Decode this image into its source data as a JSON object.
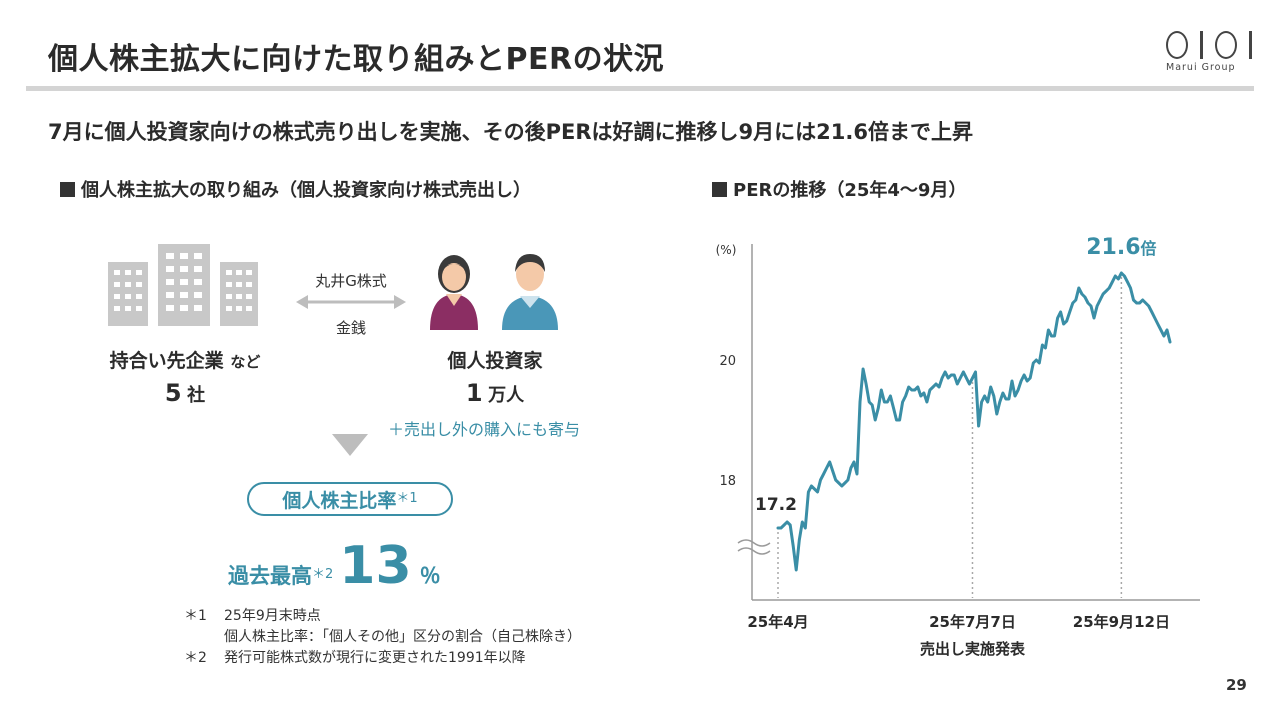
{
  "header": {
    "title": "個人株主拡大に向けた取り組みとPERの状況",
    "logo_text": "Marui Group"
  },
  "headline": "7月に個人投資家向けの株式売り出しを実施、その後PERは好調に推移し9月には21.6倍まで上昇",
  "left": {
    "section_title": "個人株主拡大の取り組み（個人投資家向け株式売出し）",
    "arrow_top_label": "丸井G株式",
    "arrow_bottom_label": "金銭",
    "companies_label": "持合い先企業",
    "companies_suffix": "など",
    "companies_count": "5",
    "companies_unit": "社",
    "investors_label": "個人投資家",
    "investors_count": "1",
    "investors_unit": "万人",
    "extra_note": "＋売出し外の購入にも寄与",
    "ratio_label": "個人株主比率",
    "ratio_note_mark": "＊1",
    "record_label": "過去最高",
    "record_note_mark": "＊2",
    "record_value": "13",
    "record_unit": "％",
    "notes": [
      {
        "mark": "＊1",
        "text": "25年9月末時点"
      },
      {
        "mark": "",
        "text": "個人株主比率：「個人その他」区分の割合（自己株除き）"
      },
      {
        "mark": "＊2",
        "text": "発行可能株式数が現行に変更された1991年以降"
      }
    ]
  },
  "right": {
    "section_title": "PERの推移（25年4〜9月）"
  },
  "chart_data": {
    "type": "line",
    "title": "",
    "xlabel": "",
    "ylabel": "(%)",
    "ylim": [
      16.0,
      22.0
    ],
    "yticks": [
      18,
      20
    ],
    "axis_break": true,
    "x_ticks": [
      {
        "index": 0,
        "label": "25年4月",
        "sublabel": ""
      },
      {
        "index": 64,
        "label": "25年7月7日",
        "sublabel": "売出し実施発表"
      },
      {
        "index": 113,
        "label": "25年9月12日",
        "sublabel": ""
      }
    ],
    "annotations": [
      {
        "index": 0,
        "text": "17.2",
        "color": "#2b2b2b"
      },
      {
        "index": 113,
        "text": "21.6",
        "suffix": "倍",
        "color": "#3a8ea6"
      }
    ],
    "series": [
      {
        "name": "",
        "color": "#3a8ea6",
        "values": [
          17.2,
          17.2,
          17.25,
          17.3,
          17.25,
          16.9,
          16.5,
          17.0,
          17.3,
          17.2,
          17.8,
          17.9,
          17.85,
          17.8,
          18.0,
          18.1,
          18.2,
          18.3,
          18.15,
          18.0,
          17.95,
          17.9,
          17.95,
          18.0,
          18.2,
          18.3,
          18.1,
          19.3,
          19.85,
          19.6,
          19.3,
          19.25,
          19.0,
          19.2,
          19.5,
          19.3,
          19.3,
          19.4,
          19.2,
          19.0,
          19.0,
          19.3,
          19.4,
          19.55,
          19.5,
          19.5,
          19.55,
          19.4,
          19.45,
          19.3,
          19.5,
          19.55,
          19.6,
          19.55,
          19.7,
          19.8,
          19.7,
          19.75,
          19.75,
          19.6,
          19.7,
          19.8,
          19.7,
          19.6,
          19.7,
          19.8,
          18.9,
          19.3,
          19.4,
          19.3,
          19.55,
          19.4,
          19.1,
          19.3,
          19.45,
          19.35,
          19.35,
          19.65,
          19.4,
          19.5,
          19.65,
          19.75,
          19.65,
          19.7,
          19.95,
          20.0,
          19.95,
          20.25,
          20.2,
          20.5,
          20.4,
          20.4,
          20.7,
          20.8,
          20.6,
          20.65,
          20.8,
          20.95,
          21.0,
          21.2,
          21.1,
          21.05,
          20.95,
          20.9,
          20.7,
          20.9,
          21.0,
          21.1,
          21.15,
          21.2,
          21.3,
          21.4,
          21.35,
          21.45,
          21.4,
          21.3,
          21.2,
          21.0,
          20.95,
          20.95,
          21.0,
          20.95,
          20.9,
          20.8,
          20.7,
          20.6,
          20.5,
          20.4,
          20.5,
          20.3
        ]
      }
    ]
  }
}
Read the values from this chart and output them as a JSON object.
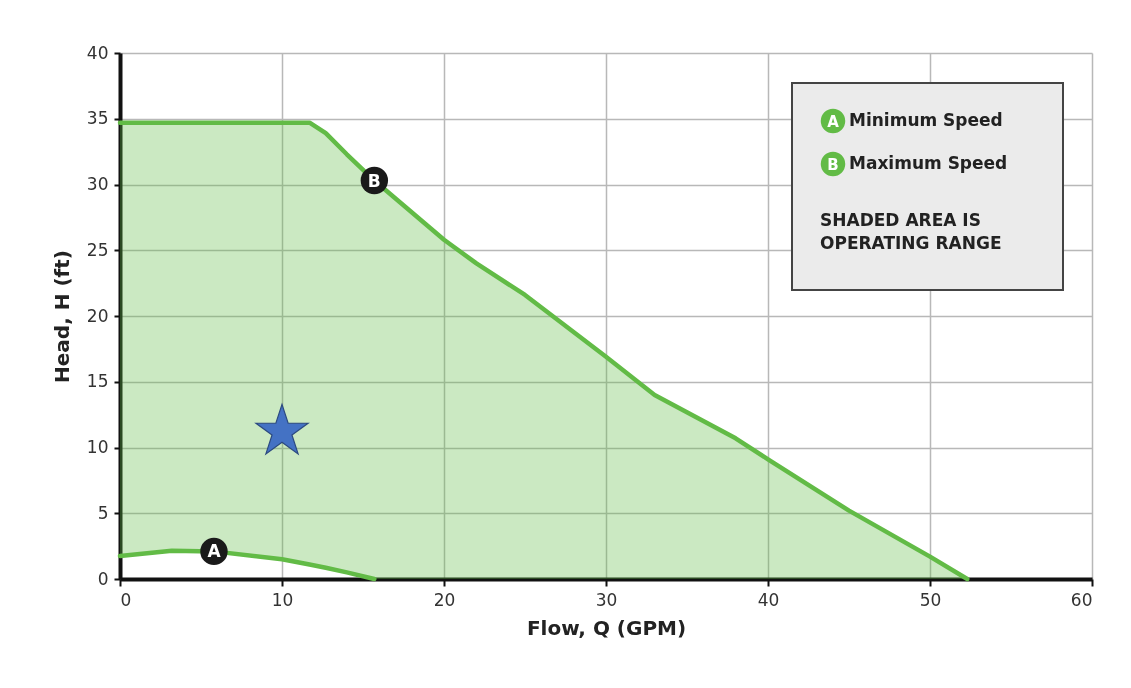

**Task objective:** Print every entry above again without changing a word, and omit the pictures.

**The answer:**
Decode this image into its source data as a JSON object.
{
  "header": {
    "title": "個人株主拡大に向けた取り組みとPERの状況",
    "logo_text": "Marui Group"
  },
  "headline": "7月に個人投資家向けの株式売り出しを実施、その後PERは好調に推移し9月には21.6倍まで上昇",
  "left": {
    "section_title": "個人株主拡大の取り組み（個人投資家向け株式売出し）",
    "arrow_top_label": "丸井G株式",
    "arrow_bottom_label": "金銭",
    "companies_label": "持合い先企業",
    "companies_suffix": "など",
    "companies_count": "5",
    "companies_unit": "社",
    "investors_label": "個人投資家",
    "investors_count": "1",
    "investors_unit": "万人",
    "extra_note": "＋売出し外の購入にも寄与",
    "ratio_label": "個人株主比率",
    "ratio_note_mark": "＊1",
    "record_label": "過去最高",
    "record_note_mark": "＊2",
    "record_value": "13",
    "record_unit": "％",
    "notes": [
      {
        "mark": "＊1",
        "text": "25年9月末時点"
      },
      {
        "mark": "",
        "text": "個人株主比率：「個人その他」区分の割合（自己株除き）"
      },
      {
        "mark": "＊2",
        "text": "発行可能株式数が現行に変更された1991年以降"
      }
    ]
  },
  "right": {
    "section_title": "PERの推移（25年4〜9月）"
  },
  "chart_data": {
    "type": "line",
    "title": "",
    "xlabel": "",
    "ylabel": "(%)",
    "ylim": [
      16.0,
      22.0
    ],
    "yticks": [
      18,
      20
    ],
    "axis_break": true,
    "x_ticks": [
      {
        "index": 0,
        "label": "25年4月",
        "sublabel": ""
      },
      {
        "index": 64,
        "label": "25年7月7日",
        "sublabel": "売出し実施発表"
      },
      {
        "index": 113,
        "label": "25年9月12日",
        "sublabel": ""
      }
    ],
    "annotations": [
      {
        "index": 0,
        "text": "17.2",
        "color": "#2b2b2b"
      },
      {
        "index": 113,
        "text": "21.6",
        "suffix": "倍",
        "color": "#3a8ea6"
      }
    ],
    "series": [
      {
        "name": "",
        "color": "#3a8ea6",
        "values": [
          17.2,
          17.2,
          17.25,
          17.3,
          17.25,
          16.9,
          16.5,
          17.0,
          17.3,
          17.2,
          17.8,
          17.9,
          17.85,
          17.8,
          18.0,
          18.1,
          18.2,
          18.3,
          18.15,
          18.0,
          17.95,
          17.9,
          17.95,
          18.0,
          18.2,
          18.3,
          18.1,
          19.3,
          19.85,
          19.6,
          19.3,
          19.25,
          19.0,
          19.2,
          19.5,
          19.3,
          19.3,
          19.4,
          19.2,
          19.0,
          19.0,
          19.3,
          19.4,
          19.55,
          19.5,
          19.5,
          19.55,
          19.4,
          19.45,
          19.3,
          19.5,
          19.55,
          19.6,
          19.55,
          19.7,
          19.8,
          19.7,
          19.75,
          19.75,
          19.6,
          19.7,
          19.8,
          19.7,
          19.6,
          19.7,
          19.8,
          18.9,
          19.3,
          19.4,
          19.3,
          19.55,
          19.4,
          19.1,
          19.3,
          19.45,
          19.35,
          19.35,
          19.65,
          19.4,
          19.5,
          19.65,
          19.75,
          19.65,
          19.7,
          19.95,
          20.0,
          19.95,
          20.25,
          20.2,
          20.5,
          20.4,
          20.4,
          20.7,
          20.8,
          20.6,
          20.65,
          20.8,
          20.95,
          21.0,
          21.2,
          21.1,
          21.05,
          20.95,
          20.9,
          20.7,
          20.9,
          21.0,
          21.1,
          21.15,
          21.2,
          21.3,
          21.4,
          21.35,
          21.45,
          21.4,
          21.3,
          21.2,
          21.0,
          20.95,
          20.95,
          21.0,
          20.95,
          20.9,
          20.8,
          20.7,
          20.6,
          20.5,
          20.4,
          20.5,
          20.3
        ]
      }
    ]
  }
}
Read the values from this chart and output them as a JSON object.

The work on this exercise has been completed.